▸ REQUIREMENTS:
Omit all images. Transcribe the rest of the material below exactly.

▸ DATA:
Start

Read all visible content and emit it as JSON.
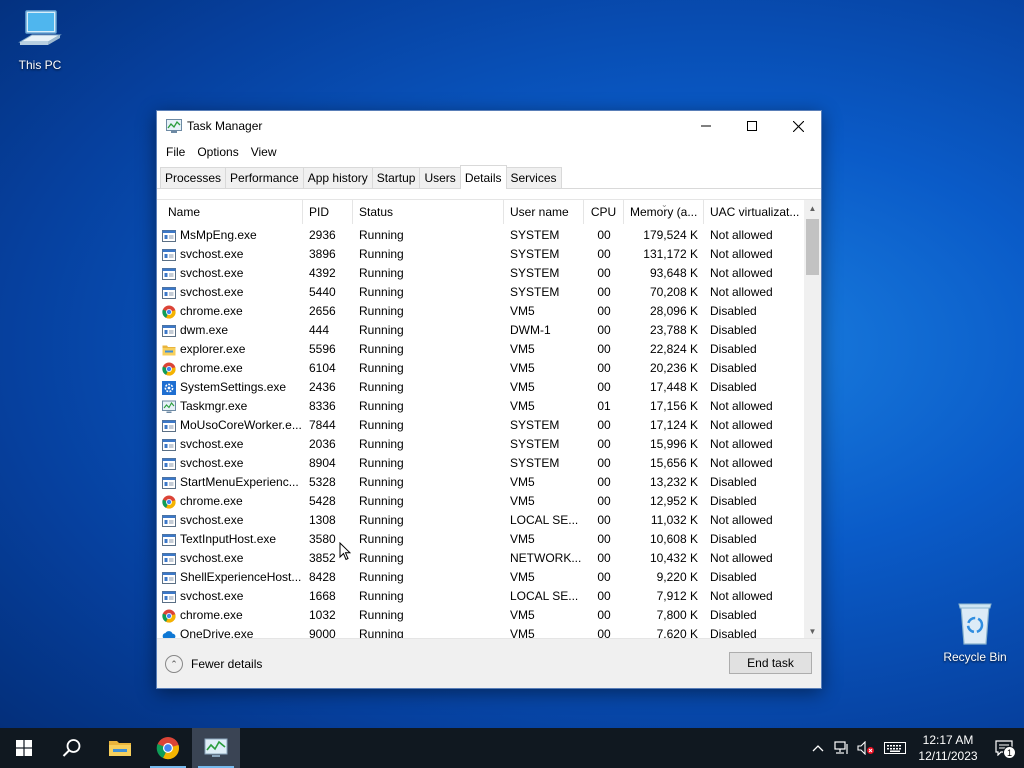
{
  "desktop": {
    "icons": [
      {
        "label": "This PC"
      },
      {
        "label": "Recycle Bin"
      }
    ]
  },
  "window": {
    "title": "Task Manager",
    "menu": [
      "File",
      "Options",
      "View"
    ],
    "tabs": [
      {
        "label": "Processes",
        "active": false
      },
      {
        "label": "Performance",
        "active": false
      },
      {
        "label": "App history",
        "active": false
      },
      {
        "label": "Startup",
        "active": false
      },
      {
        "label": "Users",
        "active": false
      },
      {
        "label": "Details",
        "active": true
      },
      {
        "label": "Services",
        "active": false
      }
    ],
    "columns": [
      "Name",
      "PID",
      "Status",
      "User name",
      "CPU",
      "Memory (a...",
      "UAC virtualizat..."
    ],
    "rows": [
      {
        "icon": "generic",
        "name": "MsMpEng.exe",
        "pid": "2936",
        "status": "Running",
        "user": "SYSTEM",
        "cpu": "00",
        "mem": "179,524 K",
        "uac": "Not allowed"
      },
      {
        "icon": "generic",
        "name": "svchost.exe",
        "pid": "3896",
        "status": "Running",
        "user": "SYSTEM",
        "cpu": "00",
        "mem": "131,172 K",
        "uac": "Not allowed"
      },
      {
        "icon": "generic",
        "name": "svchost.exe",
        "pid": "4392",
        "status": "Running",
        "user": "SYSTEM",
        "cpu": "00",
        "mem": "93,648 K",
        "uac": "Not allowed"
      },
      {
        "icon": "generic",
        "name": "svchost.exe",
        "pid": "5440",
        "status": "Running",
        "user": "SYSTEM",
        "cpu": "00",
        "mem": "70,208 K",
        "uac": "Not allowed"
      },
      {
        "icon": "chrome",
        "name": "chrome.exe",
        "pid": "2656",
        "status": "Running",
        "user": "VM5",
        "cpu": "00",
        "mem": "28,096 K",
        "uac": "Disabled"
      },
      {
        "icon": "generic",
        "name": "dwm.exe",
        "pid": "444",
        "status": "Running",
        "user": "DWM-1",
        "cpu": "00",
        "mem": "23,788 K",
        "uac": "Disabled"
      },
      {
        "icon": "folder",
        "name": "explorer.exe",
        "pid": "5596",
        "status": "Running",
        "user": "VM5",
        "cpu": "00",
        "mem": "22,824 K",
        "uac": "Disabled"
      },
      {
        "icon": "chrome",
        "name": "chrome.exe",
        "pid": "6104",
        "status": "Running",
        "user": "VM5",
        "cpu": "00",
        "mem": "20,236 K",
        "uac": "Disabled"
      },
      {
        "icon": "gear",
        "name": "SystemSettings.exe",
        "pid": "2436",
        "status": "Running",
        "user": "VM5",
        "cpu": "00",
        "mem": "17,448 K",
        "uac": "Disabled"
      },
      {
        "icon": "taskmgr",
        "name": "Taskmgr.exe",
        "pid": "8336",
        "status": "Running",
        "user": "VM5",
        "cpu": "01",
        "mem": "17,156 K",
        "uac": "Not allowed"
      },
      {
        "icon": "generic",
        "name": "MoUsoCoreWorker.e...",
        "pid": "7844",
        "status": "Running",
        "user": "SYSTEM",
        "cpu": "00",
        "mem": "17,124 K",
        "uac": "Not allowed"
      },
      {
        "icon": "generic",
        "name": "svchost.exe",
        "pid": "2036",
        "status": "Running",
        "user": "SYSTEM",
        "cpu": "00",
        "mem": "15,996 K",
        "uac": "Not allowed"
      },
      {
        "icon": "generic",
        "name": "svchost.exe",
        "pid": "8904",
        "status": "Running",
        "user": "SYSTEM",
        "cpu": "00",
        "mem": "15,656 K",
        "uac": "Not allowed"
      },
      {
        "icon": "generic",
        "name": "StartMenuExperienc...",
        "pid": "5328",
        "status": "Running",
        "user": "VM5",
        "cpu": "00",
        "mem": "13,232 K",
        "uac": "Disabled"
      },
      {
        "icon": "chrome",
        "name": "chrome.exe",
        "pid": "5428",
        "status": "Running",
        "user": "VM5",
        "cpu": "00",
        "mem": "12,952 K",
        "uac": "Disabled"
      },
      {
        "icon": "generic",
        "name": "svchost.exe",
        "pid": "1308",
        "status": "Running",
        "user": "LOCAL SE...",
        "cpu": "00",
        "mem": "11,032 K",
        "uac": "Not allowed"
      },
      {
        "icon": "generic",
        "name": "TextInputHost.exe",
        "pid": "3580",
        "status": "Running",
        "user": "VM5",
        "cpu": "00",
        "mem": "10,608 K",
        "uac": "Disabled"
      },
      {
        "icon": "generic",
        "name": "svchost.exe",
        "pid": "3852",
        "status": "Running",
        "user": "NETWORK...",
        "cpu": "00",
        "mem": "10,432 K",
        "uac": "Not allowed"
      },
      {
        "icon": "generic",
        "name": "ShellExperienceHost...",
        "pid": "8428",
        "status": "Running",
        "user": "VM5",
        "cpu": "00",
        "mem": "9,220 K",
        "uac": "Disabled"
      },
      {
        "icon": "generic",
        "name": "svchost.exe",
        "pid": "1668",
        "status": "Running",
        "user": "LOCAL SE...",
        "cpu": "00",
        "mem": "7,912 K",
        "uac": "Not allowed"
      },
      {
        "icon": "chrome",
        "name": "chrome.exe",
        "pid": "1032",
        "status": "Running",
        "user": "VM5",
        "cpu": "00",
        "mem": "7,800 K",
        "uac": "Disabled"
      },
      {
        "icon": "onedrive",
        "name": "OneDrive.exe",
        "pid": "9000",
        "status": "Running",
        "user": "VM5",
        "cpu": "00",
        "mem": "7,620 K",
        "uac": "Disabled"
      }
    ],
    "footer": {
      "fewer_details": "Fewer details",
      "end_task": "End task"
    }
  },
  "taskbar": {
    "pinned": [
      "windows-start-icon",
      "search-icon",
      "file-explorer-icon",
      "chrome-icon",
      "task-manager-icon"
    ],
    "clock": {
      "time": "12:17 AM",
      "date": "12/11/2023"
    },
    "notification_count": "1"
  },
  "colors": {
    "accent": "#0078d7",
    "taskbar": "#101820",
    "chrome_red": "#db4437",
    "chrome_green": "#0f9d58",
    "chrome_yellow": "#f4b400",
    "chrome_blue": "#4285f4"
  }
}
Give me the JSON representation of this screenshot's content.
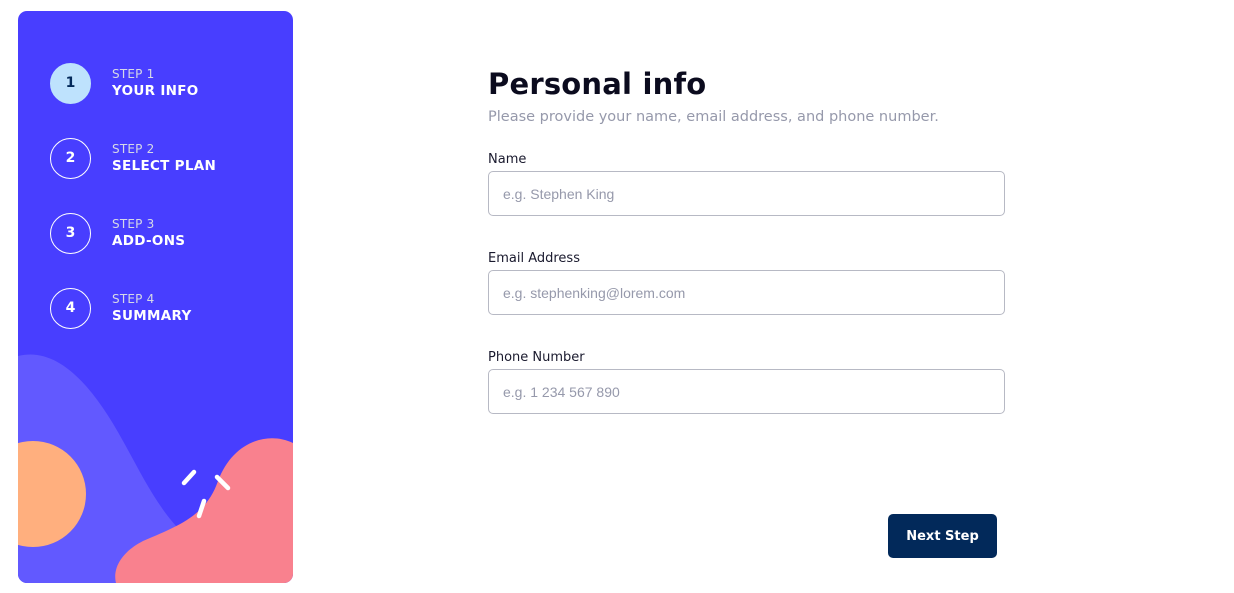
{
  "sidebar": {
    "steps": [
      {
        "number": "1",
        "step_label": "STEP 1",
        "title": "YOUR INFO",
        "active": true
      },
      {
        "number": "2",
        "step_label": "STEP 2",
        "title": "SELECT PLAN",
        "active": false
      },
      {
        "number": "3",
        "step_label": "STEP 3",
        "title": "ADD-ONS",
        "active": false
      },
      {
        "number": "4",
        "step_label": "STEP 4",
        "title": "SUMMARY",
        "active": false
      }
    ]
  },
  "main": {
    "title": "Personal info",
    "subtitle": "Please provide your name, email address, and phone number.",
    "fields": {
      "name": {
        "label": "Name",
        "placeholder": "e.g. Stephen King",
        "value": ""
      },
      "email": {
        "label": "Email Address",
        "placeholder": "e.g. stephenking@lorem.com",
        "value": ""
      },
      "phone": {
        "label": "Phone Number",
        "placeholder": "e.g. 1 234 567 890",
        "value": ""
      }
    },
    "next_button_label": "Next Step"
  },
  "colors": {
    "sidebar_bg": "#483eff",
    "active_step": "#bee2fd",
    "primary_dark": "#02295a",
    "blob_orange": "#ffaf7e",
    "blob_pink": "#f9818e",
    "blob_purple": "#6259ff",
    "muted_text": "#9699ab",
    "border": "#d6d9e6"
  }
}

End

▸ PROBLEM SOLUTION:
Read all visible content and emit it as JSON.
{
  "desktop": {
    "icons": [
      {
        "label": "This PC"
      },
      {
        "label": "Recycle Bin"
      }
    ]
  },
  "window": {
    "title": "Task Manager",
    "menu": [
      "File",
      "Options",
      "View"
    ],
    "tabs": [
      {
        "label": "Processes",
        "active": false
      },
      {
        "label": "Performance",
        "active": false
      },
      {
        "label": "App history",
        "active": false
      },
      {
        "label": "Startup",
        "active": false
      },
      {
        "label": "Users",
        "active": false
      },
      {
        "label": "Details",
        "active": true
      },
      {
        "label": "Services",
        "active": false
      }
    ],
    "columns": [
      "Name",
      "PID",
      "Status",
      "User name",
      "CPU",
      "Memory (a...",
      "UAC virtualizat..."
    ],
    "rows": [
      {
        "icon": "generic",
        "name": "MsMpEng.exe",
        "pid": "2936",
        "status": "Running",
        "user": "SYSTEM",
        "cpu": "00",
        "mem": "179,524 K",
        "uac": "Not allowed"
      },
      {
        "icon": "generic",
        "name": "svchost.exe",
        "pid": "3896",
        "status": "Running",
        "user": "SYSTEM",
        "cpu": "00",
        "mem": "131,172 K",
        "uac": "Not allowed"
      },
      {
        "icon": "generic",
        "name": "svchost.exe",
        "pid": "4392",
        "status": "Running",
        "user": "SYSTEM",
        "cpu": "00",
        "mem": "93,648 K",
        "uac": "Not allowed"
      },
      {
        "icon": "generic",
        "name": "svchost.exe",
        "pid": "5440",
        "status": "Running",
        "user": "SYSTEM",
        "cpu": "00",
        "mem": "70,208 K",
        "uac": "Not allowed"
      },
      {
        "icon": "chrome",
        "name": "chrome.exe",
        "pid": "2656",
        "status": "Running",
        "user": "VM5",
        "cpu": "00",
        "mem": "28,096 K",
        "uac": "Disabled"
      },
      {
        "icon": "generic",
        "name": "dwm.exe",
        "pid": "444",
        "status": "Running",
        "user": "DWM-1",
        "cpu": "00",
        "mem": "23,788 K",
        "uac": "Disabled"
      },
      {
        "icon": "folder",
        "name": "explorer.exe",
        "pid": "5596",
        "status": "Running",
        "user": "VM5",
        "cpu": "00",
        "mem": "22,824 K",
        "uac": "Disabled"
      },
      {
        "icon": "chrome",
        "name": "chrome.exe",
        "pid": "6104",
        "status": "Running",
        "user": "VM5",
        "cpu": "00",
        "mem": "20,236 K",
        "uac": "Disabled"
      },
      {
        "icon": "gear",
        "name": "SystemSettings.exe",
        "pid": "2436",
        "status": "Running",
        "user": "VM5",
        "cpu": "00",
        "mem": "17,448 K",
        "uac": "Disabled"
      },
      {
        "icon": "taskmgr",
        "name": "Taskmgr.exe",
        "pid": "8336",
        "status": "Running",
        "user": "VM5",
        "cpu": "01",
        "mem": "17,156 K",
        "uac": "Not allowed"
      },
      {
        "icon": "generic",
        "name": "MoUsoCoreWorker.e...",
        "pid": "7844",
        "status": "Running",
        "user": "SYSTEM",
        "cpu": "00",
        "mem": "17,124 K",
        "uac": "Not allowed"
      },
      {
        "icon": "generic",
        "name": "svchost.exe",
        "pid": "2036",
        "status": "Running",
        "user": "SYSTEM",
        "cpu": "00",
        "mem": "15,996 K",
        "uac": "Not allowed"
      },
      {
        "icon": "generic",
        "name": "svchost.exe",
        "pid": "8904",
        "status": "Running",
        "user": "SYSTEM",
        "cpu": "00",
        "mem": "15,656 K",
        "uac": "Not allowed"
      },
      {
        "icon": "generic",
        "name": "StartMenuExperienc...",
        "pid": "5328",
        "status": "Running",
        "user": "VM5",
        "cpu": "00",
        "mem": "13,232 K",
        "uac": "Disabled"
      },
      {
        "icon": "chrome",
        "name": "chrome.exe",
        "pid": "5428",
        "status": "Running",
        "user": "VM5",
        "cpu": "00",
        "mem": "12,952 K",
        "uac": "Disabled"
      },
      {
        "icon": "generic",
        "name": "svchost.exe",
        "pid": "1308",
        "status": "Running",
        "user": "LOCAL SE...",
        "cpu": "00",
        "mem": "11,032 K",
        "uac": "Not allowed"
      },
      {
        "icon": "generic",
        "name": "TextInputHost.exe",
        "pid": "3580",
        "status": "Running",
        "user": "VM5",
        "cpu": "00",
        "mem": "10,608 K",
        "uac": "Disabled"
      },
      {
        "icon": "generic",
        "name": "svchost.exe",
        "pid": "3852",
        "status": "Running",
        "user": "NETWORK...",
        "cpu": "00",
        "mem": "10,432 K",
        "uac": "Not allowed"
      },
      {
        "icon": "generic",
        "name": "ShellExperienceHost...",
        "pid": "8428",
        "status": "Running",
        "user": "VM5",
        "cpu": "00",
        "mem": "9,220 K",
        "uac": "Disabled"
      },
      {
        "icon": "generic",
        "name": "svchost.exe",
        "pid": "1668",
        "status": "Running",
        "user": "LOCAL SE...",
        "cpu": "00",
        "mem": "7,912 K",
        "uac": "Not allowed"
      },
      {
        "icon": "chrome",
        "name": "chrome.exe",
        "pid": "1032",
        "status": "Running",
        "user": "VM5",
        "cpu": "00",
        "mem": "7,800 K",
        "uac": "Disabled"
      },
      {
        "icon": "onedrive",
        "name": "OneDrive.exe",
        "pid": "9000",
        "status": "Running",
        "user": "VM5",
        "cpu": "00",
        "mem": "7,620 K",
        "uac": "Disabled"
      }
    ],
    "footer": {
      "fewer_details": "Fewer details",
      "end_task": "End task"
    }
  },
  "taskbar": {
    "pinned": [
      "windows-start-icon",
      "search-icon",
      "file-explorer-icon",
      "chrome-icon",
      "task-manager-icon"
    ],
    "clock": {
      "time": "12:17 AM",
      "date": "12/11/2023"
    },
    "notification_count": "1"
  },
  "colors": {
    "accent": "#0078d7",
    "taskbar": "#101820",
    "chrome_red": "#db4437",
    "chrome_green": "#0f9d58",
    "chrome_yellow": "#f4b400",
    "chrome_blue": "#4285f4"
  }
}
Give me the JSON representation of this screenshot's content.
{
  "sidebar": {
    "steps": [
      {
        "number": "1",
        "step_label": "STEP 1",
        "title": "YOUR INFO",
        "active": true
      },
      {
        "number": "2",
        "step_label": "STEP 2",
        "title": "SELECT PLAN",
        "active": false
      },
      {
        "number": "3",
        "step_label": "STEP 3",
        "title": "ADD-ONS",
        "active": false
      },
      {
        "number": "4",
        "step_label": "STEP 4",
        "title": "SUMMARY",
        "active": false
      }
    ]
  },
  "main": {
    "title": "Personal info",
    "subtitle": "Please provide your name, email address, and phone number.",
    "fields": {
      "name": {
        "label": "Name",
        "placeholder": "e.g. Stephen King",
        "value": ""
      },
      "email": {
        "label": "Email Address",
        "placeholder": "e.g. stephenking@lorem.com",
        "value": ""
      },
      "phone": {
        "label": "Phone Number",
        "placeholder": "e.g. 1 234 567 890",
        "value": ""
      }
    },
    "next_button_label": "Next Step"
  },
  "colors": {
    "sidebar_bg": "#483eff",
    "active_step": "#bee2fd",
    "primary_dark": "#02295a",
    "blob_orange": "#ffaf7e",
    "blob_pink": "#f9818e",
    "blob_purple": "#6259ff",
    "muted_text": "#9699ab",
    "border": "#d6d9e6"
  }
}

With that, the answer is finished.